* PROMPT
After reading the data, copy it out in full and exactly.

── PROVIDED ENTRIES

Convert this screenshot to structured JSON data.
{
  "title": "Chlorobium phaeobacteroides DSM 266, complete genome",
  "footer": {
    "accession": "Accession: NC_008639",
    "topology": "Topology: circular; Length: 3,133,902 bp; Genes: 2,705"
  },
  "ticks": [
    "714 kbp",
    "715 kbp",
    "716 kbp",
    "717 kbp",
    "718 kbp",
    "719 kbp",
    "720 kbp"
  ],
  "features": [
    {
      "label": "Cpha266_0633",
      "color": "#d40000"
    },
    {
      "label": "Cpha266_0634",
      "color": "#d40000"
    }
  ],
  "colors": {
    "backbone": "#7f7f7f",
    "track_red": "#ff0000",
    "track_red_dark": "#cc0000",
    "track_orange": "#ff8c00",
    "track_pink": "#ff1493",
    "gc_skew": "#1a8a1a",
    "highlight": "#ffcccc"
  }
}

────

* RESULT FOR THIS TASK
Convert this screenshot to structured JSON data.
{
  "title": "Chlorobium phaeobacteroides DSM 266, complete genome",
  "footer": {
    "accession": "Accession: NC_008639",
    "topology": "Topology: circular; Length: 3,133,902 bp; Genes: 2,705"
  },
  "ticks": [
    "714 kbp",
    "715 kbp",
    "716 kbp",
    "717 kbp",
    "718 kbp",
    "719 kbp",
    "720 kbp"
  ],
  "features": [
    {
      "label": "Cpha266_0633",
      "color": "#d40000"
    },
    {
      "label": "Cpha266_0634",
      "color": "#d40000"
    }
  ],
  "colors": {
    "backbone": "#7f7f7f",
    "track_red": "#ff0000",
    "track_red_dark": "#cc0000",
    "track_orange": "#ff8c00",
    "track_pink": "#ff1493",
    "gc_skew": "#1a8a1a",
    "highlight": "#ffcccc"
  }
}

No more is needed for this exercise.